** Begin Material for the task **

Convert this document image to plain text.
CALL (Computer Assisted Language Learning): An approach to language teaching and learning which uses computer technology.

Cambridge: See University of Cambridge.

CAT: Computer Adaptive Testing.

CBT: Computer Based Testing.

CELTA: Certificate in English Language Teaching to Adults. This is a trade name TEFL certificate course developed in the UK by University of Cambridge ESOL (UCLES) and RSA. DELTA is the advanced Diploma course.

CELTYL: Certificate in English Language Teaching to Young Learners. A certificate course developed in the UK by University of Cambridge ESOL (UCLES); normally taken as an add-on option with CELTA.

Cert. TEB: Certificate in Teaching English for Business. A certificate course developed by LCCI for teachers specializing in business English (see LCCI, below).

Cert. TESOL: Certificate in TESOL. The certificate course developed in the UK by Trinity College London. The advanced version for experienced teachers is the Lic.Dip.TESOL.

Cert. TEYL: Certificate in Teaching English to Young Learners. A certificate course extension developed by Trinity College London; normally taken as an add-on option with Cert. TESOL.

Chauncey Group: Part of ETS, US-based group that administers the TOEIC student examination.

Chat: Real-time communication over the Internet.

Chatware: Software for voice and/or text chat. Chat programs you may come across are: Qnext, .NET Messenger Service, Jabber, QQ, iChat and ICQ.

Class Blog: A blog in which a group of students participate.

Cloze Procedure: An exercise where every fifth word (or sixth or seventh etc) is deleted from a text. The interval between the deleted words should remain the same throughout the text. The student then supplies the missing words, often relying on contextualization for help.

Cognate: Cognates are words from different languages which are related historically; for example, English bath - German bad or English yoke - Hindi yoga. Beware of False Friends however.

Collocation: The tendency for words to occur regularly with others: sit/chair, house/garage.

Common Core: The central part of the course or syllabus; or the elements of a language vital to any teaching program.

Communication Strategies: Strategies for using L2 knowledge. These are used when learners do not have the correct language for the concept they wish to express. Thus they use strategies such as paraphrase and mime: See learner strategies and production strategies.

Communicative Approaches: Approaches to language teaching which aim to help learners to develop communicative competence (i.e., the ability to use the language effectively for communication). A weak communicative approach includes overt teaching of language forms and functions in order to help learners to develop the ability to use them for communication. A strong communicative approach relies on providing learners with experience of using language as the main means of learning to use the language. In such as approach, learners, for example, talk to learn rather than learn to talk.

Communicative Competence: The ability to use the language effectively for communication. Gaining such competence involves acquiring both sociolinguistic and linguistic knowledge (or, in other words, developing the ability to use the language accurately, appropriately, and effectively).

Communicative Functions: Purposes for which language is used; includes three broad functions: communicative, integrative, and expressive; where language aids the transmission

** End Material for the task **

Problem to work on – Every record should be repeated exactly; please leave none out.

Answer to this problem –
Convert this document image to plain text.
CALL (Computer Assisted Language Learning): An approach to language teaching and learning which uses computer technology.

Cambridge: See University of Cambridge.

CAT: Computer Adaptive Testing.

CBT: Computer Based Testing.

CELTA: Certificate in English Language Teaching to Adults. This is a trade name TEFL certificate course developed in the UK by University of Cambridge ESOL (UCLES) and RSA. DELTA is the advanced Diploma course.

CELTYL: Certificate in English Language Teaching to Young Learners. A certificate course developed in the UK by University of Cambridge ESOL (UCLES); normally taken as an add-on option with CELTA.

Cert. TEB: Certificate in Teaching English for Business. A certificate course developed by LCCI for teachers specializing in business English (see LCCI, below).

Cert. TESOL: Certificate in TESOL. The certificate course developed in the UK by Trinity College London. The advanced version for experienced teachers is the Lic.Dip.TESOL.

Cert. TEYL: Certificate in Teaching English to Young Learners. A certificate course extension developed by Trinity College London; normally taken as an add-on option with Cert. TESOL.

Chauncey Group: Part of ETS, US-based group that administers the TOEIC student examination.

Chat: Real-time communication over the Internet.

Chatware: Software for voice and/or text chat. Chat programs you may come across are: Qnext, .NET Messenger Service, Jabber, QQ, iChat and ICQ.

Class Blog: A blog in which a group of students participate.

Cloze Procedure: An exercise where every fifth word (or sixth or seventh etc) is deleted from a text. The interval between the deleted words should remain the same throughout the text. The student then supplies the missing words, often relying on contextualization for help.

Cognate: Cognates are words from different languages which are related historically; for example, English bath - German bad or English yoke - Hindi yoga. Beware of False Friends however.

Collocation: The tendency for words to occur regularly with others: sit/chair, house/garage.

Common Core: The central part of the course or syllabus; or the elements of a language vital to any teaching program.

Communication Strategies: Strategies for using L2 knowledge. These are used when learners do not have the correct language for the concept they wish to express. Thus they use strategies such as paraphrase and mime: See learner strategies and production strategies.

Communicative Approaches: Approaches to language teaching which aim to help learners to develop communicative competence (i.e., the ability to use the language effectively for communication). A weak communicative approach includes overt teaching of language forms and functions in order to help learners to develop the ability to use them for communication. A strong communicative approach relies on providing learners with experience of using language as the main means of learning to use the language. In such as approach, learners, for example, talk to learn rather than learn to talk.

Communicative Competence: The ability to use the language effectively for communication. Gaining such competence involves acquiring both sociolinguistic and linguistic knowledge (or, in other words, developing the ability to use the language accurately, appropriately, and effectively).

Communicative Functions: Purposes for which language is used; includes three broad functions: communicative, integrative, and expressive; where language aids the transmission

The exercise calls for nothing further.